▶ _What is needed_: Write the records out again, precisely as they stand.

▶ _Excerpted records_:
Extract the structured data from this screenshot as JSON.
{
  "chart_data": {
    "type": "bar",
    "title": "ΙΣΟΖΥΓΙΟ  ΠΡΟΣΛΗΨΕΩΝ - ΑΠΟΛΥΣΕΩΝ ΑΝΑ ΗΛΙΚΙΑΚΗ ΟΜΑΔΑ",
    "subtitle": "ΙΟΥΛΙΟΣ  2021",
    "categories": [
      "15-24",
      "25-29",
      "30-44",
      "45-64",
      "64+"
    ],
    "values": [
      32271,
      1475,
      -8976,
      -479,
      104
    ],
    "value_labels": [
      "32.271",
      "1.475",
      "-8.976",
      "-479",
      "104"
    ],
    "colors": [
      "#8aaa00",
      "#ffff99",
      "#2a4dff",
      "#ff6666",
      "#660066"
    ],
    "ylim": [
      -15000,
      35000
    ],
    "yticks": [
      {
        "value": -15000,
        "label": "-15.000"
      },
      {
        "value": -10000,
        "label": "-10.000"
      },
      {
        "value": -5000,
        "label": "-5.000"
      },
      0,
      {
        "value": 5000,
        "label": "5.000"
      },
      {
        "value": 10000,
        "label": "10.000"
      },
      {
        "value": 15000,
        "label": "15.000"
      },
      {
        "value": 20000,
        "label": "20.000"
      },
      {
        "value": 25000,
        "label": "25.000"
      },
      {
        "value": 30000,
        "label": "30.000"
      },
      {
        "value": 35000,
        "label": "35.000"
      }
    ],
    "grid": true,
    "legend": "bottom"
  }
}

▶ _Response to this task_:
Extract the structured data from this screenshot as JSON.
{
  "chart_data": {
    "type": "bar",
    "title": "ΙΣΟΖΥΓΙΟ  ΠΡΟΣΛΗΨΕΩΝ - ΑΠΟΛΥΣΕΩΝ ΑΝΑ ΗΛΙΚΙΑΚΗ ΟΜΑΔΑ",
    "subtitle": "ΙΟΥΛΙΟΣ  2021",
    "categories": [
      "15-24",
      "25-29",
      "30-44",
      "45-64",
      "64+"
    ],
    "values": [
      32271,
      1475,
      -8976,
      -479,
      104
    ],
    "value_labels": [
      "32.271",
      "1.475",
      "-8.976",
      "-479",
      "104"
    ],
    "colors": [
      "#8aaa00",
      "#ffff99",
      "#2a4dff",
      "#ff6666",
      "#660066"
    ],
    "ylim": [
      -15000,
      35000
    ],
    "yticks": [
      {
        "value": -15000,
        "label": "-15.000"
      },
      {
        "value": -10000,
        "label": "-10.000"
      },
      {
        "value": -5000,
        "label": "-5.000"
      },
      0,
      {
        "value": 5000,
        "label": "5.000"
      },
      {
        "value": 10000,
        "label": "10.000"
      },
      {
        "value": 15000,
        "label": "15.000"
      },
      {
        "value": 20000,
        "label": "20.000"
      },
      {
        "value": 25000,
        "label": "25.000"
      },
      {
        "value": 30000,
        "label": "30.000"
      },
      {
        "value": 35000,
        "label": "35.000"
      }
    ],
    "grid": true,
    "legend": "bottom"
  }
}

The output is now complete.